Instrução 1: Passe para uma lista numerada, sem as linhas em branco, o trecho dos registros que vai do começo até a linha que contém "mastercard-icon xyxy=(1541,566,1580,591)", com ela incluída.

Texto fornecido:
Alguns meses depois, deixou a televisão e passou a colaborar com a Cruz Vermelha na distribuição de cartas e pequenos bilhetes. Levava de porta em porta as mensagens que chegavam de fora e recolhia as cartas que os habitantes de Sarajevo queriam enviar para os familiares no exterior. "Foram momentos muito emotivos. Quando recebiam uma carta, as pessoas ficavam tão agradecidas que queriam me dar me o último pedacinho de pão", recorda Marija. "Era uma jovem hiperativa e com um coração enorme", explica o pai, Mijo Misic. "Eu queria que ela ficasse em casa, mas um dia ela me disse com lágrimas nos olhos que queria ajudar as pessoas."
Antes da competição houve três ou quatro semanas de preparativos. Era preciso ensaiar o espetáculo, reunir roupas, percorrer a cidade à procura de maquiagem, aprender a desfilar na passarela. "Depois de ter colaborado na eleição da Miss Jugoslávia durante vários anos, acabou por ser simples trabalhar com aquelas garotas", explica ao DN Gordana Magas, a bailarina que funcionou como professora das concorrentes. "A maior preocupação foi sempre a segurança. De que forma seriam capazes de chegar ao local combinado? Voltariam depois a casa sãs e salvas?", acrescenta.

Instrução 2:
Responda, com base no texto sobre Sarajevo:
(a) Com que organização Marija passou a colaborar depois de deixar a televisão?
(b) Quanto tempo de preparativos houve antes da competição?
(c) Segundo Gordana Magas, qual foi sempre a maior preocupação?

Dados para usar:

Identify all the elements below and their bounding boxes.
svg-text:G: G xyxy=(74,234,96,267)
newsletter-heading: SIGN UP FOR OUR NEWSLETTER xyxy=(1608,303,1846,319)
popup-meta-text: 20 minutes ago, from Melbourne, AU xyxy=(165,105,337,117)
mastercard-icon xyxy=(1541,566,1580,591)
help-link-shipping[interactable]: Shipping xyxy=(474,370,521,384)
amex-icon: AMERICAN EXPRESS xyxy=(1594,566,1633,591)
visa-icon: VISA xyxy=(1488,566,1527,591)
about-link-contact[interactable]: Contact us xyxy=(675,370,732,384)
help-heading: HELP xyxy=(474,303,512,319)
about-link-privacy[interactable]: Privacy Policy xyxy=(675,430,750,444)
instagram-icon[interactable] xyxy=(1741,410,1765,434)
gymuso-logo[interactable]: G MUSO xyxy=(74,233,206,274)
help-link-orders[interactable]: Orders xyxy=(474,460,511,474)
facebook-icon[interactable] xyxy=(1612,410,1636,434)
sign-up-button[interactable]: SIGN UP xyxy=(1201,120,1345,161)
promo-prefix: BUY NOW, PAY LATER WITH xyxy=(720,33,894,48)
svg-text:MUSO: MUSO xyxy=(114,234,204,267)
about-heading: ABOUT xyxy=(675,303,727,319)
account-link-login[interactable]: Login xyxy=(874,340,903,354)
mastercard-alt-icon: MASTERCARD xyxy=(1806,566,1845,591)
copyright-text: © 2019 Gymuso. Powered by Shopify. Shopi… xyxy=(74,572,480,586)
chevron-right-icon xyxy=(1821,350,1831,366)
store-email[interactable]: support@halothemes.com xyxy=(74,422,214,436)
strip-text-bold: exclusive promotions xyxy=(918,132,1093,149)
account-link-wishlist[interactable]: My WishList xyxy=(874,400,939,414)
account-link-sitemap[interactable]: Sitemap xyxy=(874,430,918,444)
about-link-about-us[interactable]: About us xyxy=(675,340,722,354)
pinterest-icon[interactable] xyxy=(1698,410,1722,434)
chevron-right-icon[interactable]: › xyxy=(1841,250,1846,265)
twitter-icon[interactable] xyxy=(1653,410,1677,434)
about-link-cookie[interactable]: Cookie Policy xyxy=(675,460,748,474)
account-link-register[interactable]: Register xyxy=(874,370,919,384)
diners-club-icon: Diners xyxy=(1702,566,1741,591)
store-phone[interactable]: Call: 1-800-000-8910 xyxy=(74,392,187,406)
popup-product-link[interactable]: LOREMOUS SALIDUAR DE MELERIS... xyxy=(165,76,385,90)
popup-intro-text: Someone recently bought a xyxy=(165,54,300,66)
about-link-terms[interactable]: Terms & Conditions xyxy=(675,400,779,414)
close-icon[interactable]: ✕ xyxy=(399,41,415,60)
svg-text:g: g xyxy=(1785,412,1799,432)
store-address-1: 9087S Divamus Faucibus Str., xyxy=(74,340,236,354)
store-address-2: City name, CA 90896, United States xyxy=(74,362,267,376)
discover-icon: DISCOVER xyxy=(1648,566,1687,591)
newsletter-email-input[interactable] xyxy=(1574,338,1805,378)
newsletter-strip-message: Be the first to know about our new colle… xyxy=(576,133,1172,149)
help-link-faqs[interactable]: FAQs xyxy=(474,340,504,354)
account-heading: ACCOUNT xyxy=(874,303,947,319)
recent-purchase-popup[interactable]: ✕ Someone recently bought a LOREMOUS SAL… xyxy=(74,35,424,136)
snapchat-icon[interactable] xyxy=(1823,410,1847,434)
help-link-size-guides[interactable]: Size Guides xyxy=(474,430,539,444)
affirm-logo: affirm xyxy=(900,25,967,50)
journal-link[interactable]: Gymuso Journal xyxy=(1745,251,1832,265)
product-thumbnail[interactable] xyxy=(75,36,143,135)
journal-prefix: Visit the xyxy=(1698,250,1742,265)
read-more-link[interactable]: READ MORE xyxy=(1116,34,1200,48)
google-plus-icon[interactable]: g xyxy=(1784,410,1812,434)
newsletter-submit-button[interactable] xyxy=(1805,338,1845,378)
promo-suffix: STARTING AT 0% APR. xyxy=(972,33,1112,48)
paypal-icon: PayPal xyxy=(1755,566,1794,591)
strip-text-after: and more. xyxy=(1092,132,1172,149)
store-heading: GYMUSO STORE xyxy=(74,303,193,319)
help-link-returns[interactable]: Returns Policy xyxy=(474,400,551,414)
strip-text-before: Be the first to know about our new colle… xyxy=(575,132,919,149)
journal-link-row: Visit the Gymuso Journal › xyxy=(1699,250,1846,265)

Resposta 1:
1. Identify all the elements below and their bounding boxes.
2. svg-text:G: G xyxy=(74,234,96,267)
3. newsletter-heading: SIGN UP FOR OUR NEWSLETTER xyxy=(1608,303,1846,319)
4. popup-meta-text: 20 minutes ago, from Melbourne, AU xyxy=(165,105,337,117)
5. mastercard-icon xyxy=(1541,566,1580,591)

Resposta 2:
(a) Com a Cruz Vermelha.
(b) Três ou quatro semanas.
(c) A segurança.